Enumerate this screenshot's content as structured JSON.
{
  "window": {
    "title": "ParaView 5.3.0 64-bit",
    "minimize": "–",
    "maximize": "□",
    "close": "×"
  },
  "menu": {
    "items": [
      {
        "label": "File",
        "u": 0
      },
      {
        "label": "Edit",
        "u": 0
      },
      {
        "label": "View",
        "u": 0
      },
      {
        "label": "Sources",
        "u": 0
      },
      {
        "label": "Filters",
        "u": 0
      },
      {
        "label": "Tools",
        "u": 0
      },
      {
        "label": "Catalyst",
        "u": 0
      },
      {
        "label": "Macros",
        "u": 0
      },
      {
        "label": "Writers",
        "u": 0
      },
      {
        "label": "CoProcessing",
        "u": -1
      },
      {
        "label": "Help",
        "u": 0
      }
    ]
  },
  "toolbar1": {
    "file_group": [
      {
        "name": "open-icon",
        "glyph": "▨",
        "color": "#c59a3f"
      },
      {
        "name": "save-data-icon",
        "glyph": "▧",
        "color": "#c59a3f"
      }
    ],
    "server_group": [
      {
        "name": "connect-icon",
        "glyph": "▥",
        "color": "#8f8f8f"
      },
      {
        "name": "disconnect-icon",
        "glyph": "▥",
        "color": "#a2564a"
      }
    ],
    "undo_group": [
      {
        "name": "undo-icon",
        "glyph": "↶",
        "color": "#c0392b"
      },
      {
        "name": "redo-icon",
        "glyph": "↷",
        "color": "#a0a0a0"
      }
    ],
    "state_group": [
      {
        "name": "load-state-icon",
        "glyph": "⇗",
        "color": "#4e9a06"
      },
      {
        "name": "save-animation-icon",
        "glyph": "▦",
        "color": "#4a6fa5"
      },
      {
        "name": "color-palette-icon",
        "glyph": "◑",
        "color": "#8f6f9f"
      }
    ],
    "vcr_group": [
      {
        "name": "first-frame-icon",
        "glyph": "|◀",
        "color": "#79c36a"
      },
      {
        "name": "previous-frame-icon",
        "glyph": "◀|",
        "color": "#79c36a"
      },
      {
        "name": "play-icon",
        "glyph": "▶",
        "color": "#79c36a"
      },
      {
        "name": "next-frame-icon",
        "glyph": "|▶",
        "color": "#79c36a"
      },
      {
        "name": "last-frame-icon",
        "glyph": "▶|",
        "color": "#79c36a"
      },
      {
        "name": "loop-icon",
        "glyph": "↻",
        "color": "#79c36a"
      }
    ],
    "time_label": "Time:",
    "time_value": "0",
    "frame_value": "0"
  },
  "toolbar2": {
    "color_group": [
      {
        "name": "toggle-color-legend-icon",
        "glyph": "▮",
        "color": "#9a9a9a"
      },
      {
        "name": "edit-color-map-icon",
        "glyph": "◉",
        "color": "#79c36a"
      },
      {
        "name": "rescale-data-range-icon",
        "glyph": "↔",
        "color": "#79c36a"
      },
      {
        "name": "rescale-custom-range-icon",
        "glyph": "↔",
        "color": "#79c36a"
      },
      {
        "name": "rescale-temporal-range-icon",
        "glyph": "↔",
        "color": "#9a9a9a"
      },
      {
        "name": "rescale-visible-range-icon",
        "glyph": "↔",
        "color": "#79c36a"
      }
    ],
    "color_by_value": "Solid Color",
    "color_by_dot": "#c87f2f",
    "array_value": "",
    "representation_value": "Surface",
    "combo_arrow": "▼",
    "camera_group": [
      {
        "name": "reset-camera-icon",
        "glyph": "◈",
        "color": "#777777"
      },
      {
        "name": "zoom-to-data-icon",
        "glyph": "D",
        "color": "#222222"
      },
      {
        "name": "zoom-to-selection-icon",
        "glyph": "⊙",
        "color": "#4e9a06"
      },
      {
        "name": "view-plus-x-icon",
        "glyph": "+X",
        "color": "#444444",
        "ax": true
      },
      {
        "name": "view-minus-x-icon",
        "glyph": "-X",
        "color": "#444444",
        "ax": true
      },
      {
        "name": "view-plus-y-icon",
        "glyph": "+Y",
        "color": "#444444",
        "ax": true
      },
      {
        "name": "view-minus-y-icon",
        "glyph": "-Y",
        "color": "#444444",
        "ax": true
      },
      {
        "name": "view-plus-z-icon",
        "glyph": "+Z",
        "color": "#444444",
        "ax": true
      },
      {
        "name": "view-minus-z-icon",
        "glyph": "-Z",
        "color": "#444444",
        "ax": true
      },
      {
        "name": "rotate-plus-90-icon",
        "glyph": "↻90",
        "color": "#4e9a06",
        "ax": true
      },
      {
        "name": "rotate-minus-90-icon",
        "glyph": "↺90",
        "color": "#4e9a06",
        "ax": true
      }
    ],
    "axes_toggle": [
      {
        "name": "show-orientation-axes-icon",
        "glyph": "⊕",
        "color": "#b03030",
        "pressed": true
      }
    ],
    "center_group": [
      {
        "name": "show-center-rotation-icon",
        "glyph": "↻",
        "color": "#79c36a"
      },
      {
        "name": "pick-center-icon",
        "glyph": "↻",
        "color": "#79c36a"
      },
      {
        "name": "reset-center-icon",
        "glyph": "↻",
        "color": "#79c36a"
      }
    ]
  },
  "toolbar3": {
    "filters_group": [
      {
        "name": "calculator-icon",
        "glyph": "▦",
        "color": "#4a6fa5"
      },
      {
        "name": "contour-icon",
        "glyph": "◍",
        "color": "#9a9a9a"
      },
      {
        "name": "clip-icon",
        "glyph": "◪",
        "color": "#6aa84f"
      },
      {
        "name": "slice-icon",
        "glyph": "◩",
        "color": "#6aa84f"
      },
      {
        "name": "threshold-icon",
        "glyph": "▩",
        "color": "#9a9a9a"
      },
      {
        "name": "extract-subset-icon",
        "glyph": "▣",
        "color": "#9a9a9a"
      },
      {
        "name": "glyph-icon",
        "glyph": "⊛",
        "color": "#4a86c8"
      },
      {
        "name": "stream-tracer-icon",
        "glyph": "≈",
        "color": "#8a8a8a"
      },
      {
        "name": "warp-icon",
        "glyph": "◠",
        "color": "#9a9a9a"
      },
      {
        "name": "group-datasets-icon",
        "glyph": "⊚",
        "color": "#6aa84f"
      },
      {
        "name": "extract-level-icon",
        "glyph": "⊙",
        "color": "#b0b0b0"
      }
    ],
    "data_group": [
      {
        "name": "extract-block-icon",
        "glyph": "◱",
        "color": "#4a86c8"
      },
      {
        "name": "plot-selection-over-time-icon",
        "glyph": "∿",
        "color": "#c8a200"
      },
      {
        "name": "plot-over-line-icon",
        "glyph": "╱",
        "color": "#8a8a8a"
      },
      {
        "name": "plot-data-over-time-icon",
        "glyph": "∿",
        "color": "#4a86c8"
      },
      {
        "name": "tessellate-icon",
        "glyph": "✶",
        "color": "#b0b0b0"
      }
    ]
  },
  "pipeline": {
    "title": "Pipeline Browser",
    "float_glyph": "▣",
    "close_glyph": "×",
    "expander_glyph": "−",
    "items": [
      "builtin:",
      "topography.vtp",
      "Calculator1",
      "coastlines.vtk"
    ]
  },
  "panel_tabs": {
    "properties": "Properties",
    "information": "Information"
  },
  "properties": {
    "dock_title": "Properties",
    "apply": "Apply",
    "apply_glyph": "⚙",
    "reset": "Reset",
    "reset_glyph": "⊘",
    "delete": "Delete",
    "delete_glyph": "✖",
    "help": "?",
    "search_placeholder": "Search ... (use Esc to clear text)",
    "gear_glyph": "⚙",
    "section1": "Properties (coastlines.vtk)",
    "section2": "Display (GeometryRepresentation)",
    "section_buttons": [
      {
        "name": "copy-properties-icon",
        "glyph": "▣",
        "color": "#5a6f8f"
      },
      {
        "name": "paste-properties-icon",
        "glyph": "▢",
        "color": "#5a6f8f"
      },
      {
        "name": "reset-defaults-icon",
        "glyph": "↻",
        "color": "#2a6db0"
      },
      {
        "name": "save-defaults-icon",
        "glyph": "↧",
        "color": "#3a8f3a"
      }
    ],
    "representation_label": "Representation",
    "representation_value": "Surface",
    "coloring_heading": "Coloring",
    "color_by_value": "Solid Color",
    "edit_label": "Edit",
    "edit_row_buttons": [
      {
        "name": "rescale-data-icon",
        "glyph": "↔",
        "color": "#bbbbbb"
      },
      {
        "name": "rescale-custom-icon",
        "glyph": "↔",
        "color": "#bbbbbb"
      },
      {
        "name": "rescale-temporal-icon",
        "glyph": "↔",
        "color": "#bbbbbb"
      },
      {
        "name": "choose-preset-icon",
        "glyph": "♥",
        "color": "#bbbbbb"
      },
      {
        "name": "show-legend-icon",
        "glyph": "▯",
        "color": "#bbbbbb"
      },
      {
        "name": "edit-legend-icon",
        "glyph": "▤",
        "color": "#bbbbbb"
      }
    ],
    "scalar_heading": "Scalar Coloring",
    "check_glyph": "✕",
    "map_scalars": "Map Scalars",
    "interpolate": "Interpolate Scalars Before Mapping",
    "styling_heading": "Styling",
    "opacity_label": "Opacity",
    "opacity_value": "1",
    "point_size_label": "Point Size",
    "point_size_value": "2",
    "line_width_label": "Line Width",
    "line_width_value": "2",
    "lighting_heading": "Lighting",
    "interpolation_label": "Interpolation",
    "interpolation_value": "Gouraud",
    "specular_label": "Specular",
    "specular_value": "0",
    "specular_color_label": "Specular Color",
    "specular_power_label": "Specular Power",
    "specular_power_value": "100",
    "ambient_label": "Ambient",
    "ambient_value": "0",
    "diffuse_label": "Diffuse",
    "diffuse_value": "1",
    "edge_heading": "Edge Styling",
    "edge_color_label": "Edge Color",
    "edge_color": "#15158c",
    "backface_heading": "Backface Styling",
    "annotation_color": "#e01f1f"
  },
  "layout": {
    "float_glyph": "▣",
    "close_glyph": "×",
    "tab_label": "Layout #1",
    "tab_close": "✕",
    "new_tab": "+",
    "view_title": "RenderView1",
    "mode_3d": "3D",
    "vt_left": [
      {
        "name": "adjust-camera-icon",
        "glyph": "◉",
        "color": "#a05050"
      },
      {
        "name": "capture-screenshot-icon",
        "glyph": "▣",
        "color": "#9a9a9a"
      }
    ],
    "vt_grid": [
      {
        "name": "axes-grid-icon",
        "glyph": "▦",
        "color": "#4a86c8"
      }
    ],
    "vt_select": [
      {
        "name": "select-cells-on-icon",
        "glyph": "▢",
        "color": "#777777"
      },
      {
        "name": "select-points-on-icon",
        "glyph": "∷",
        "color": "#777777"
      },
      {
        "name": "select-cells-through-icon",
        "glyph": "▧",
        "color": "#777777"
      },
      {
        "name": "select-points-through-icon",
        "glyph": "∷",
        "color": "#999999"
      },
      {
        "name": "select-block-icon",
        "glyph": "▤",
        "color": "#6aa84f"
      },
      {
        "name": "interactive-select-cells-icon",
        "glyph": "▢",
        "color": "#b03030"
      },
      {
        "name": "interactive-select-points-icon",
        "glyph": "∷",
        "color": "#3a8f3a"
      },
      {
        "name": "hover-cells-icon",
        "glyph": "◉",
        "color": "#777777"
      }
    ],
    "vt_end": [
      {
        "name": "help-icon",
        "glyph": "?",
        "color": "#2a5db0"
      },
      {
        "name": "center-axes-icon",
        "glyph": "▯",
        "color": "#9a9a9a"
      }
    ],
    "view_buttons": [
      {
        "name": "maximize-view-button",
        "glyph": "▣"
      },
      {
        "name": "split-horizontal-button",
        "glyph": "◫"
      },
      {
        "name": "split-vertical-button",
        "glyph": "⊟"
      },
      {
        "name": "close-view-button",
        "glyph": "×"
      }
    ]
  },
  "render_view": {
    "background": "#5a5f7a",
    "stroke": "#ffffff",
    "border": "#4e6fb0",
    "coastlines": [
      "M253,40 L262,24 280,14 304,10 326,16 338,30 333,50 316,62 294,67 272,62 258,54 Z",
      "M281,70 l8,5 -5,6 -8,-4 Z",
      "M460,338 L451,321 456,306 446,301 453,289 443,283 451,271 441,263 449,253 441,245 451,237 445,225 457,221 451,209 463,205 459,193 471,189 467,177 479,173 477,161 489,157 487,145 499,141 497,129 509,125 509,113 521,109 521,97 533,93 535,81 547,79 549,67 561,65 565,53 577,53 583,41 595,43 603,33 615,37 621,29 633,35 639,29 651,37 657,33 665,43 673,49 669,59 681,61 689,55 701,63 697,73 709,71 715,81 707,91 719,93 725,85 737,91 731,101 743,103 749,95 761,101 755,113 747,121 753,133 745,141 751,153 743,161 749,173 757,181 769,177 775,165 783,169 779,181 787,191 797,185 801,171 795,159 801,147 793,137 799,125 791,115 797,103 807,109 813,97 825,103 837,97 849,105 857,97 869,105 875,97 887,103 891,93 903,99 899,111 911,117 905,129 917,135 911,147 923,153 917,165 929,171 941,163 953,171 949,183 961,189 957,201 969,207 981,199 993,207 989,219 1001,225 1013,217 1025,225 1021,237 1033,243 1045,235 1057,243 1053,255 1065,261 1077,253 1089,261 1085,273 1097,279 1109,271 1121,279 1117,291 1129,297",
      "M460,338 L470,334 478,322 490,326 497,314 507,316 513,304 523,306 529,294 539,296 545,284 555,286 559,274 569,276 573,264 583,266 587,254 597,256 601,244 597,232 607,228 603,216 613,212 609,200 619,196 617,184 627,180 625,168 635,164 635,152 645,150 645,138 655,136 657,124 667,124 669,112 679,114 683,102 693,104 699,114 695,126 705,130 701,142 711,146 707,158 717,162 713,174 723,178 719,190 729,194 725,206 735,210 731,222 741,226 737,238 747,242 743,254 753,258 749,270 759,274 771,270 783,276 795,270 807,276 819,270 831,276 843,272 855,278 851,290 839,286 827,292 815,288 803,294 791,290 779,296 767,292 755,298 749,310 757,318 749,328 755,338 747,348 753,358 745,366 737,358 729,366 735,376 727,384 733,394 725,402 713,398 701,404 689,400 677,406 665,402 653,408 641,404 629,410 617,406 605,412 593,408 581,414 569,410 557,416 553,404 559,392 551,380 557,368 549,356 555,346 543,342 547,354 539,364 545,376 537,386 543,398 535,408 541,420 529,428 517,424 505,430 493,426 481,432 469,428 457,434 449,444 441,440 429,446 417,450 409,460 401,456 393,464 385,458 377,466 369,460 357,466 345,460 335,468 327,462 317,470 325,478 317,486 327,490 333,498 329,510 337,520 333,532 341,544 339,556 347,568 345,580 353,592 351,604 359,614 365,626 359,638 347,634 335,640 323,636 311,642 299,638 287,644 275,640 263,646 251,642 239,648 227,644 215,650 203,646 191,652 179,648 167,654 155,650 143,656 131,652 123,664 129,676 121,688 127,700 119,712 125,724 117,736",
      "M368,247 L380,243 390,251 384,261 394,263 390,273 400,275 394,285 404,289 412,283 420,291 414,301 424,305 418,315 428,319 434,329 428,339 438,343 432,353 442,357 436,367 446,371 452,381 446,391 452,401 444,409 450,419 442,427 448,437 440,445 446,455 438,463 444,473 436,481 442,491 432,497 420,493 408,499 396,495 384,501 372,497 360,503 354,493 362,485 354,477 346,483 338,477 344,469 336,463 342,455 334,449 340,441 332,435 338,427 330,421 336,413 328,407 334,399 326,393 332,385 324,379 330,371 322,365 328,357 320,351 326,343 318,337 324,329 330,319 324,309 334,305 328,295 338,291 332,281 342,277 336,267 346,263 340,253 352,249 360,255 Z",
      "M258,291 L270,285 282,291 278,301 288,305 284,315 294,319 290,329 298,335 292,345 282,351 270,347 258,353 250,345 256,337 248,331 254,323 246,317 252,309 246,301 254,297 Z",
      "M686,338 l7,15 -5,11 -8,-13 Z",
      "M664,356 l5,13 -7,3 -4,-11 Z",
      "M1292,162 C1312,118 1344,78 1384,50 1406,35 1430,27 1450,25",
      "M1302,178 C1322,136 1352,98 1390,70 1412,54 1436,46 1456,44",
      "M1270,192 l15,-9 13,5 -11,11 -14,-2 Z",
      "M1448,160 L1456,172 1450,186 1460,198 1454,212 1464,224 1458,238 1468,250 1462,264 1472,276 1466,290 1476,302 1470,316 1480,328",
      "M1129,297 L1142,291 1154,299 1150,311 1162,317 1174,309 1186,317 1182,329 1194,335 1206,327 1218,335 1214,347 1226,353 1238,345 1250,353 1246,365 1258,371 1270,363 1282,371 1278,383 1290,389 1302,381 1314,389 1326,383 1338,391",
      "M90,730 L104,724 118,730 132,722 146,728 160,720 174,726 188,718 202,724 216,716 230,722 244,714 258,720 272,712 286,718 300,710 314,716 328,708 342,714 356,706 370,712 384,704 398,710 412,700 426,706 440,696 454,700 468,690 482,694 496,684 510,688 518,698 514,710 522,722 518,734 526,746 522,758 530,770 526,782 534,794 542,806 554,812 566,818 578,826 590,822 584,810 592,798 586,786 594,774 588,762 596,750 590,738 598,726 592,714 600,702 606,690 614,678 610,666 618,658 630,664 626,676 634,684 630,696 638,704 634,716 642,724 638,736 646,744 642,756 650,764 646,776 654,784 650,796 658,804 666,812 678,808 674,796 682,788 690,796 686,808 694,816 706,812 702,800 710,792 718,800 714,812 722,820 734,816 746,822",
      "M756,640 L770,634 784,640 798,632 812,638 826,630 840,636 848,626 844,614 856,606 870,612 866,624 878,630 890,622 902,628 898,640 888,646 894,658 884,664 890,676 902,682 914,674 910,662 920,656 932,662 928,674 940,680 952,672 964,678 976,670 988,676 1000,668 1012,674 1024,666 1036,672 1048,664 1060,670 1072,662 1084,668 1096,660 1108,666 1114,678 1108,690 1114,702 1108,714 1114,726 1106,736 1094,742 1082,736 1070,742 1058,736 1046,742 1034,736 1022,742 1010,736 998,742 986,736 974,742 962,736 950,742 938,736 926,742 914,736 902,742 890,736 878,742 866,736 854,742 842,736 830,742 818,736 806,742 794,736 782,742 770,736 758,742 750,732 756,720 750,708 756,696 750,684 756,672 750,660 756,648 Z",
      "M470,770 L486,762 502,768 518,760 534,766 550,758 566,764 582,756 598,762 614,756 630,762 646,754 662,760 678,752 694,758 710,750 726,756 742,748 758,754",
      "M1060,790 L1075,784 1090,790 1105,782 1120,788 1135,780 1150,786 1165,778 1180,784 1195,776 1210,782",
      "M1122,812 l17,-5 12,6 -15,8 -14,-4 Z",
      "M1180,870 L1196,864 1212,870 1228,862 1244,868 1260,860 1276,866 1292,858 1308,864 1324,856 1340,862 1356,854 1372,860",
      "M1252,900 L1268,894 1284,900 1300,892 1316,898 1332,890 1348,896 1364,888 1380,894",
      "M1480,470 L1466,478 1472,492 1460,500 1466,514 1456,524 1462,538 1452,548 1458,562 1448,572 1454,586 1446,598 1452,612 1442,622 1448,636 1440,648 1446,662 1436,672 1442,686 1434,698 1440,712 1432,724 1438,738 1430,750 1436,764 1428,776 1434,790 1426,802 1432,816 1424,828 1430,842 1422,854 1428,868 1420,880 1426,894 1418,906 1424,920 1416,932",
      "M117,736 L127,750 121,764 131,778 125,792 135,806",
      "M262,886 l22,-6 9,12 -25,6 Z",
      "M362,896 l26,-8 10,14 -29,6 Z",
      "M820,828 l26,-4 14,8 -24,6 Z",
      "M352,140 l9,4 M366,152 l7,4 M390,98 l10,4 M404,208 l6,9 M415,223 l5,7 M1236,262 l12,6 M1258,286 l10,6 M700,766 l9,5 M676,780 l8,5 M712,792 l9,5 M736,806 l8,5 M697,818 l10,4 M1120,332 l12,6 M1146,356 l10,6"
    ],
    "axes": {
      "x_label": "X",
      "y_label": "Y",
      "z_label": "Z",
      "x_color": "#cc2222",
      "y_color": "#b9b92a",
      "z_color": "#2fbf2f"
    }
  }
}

Exercise directions: Gather up, from the records above, each line where the word "Scalars" appears.

Output below:
    "map_scalars": "Map Scalars",
    "interpolate": "Interpolate Scalars Before Mapping",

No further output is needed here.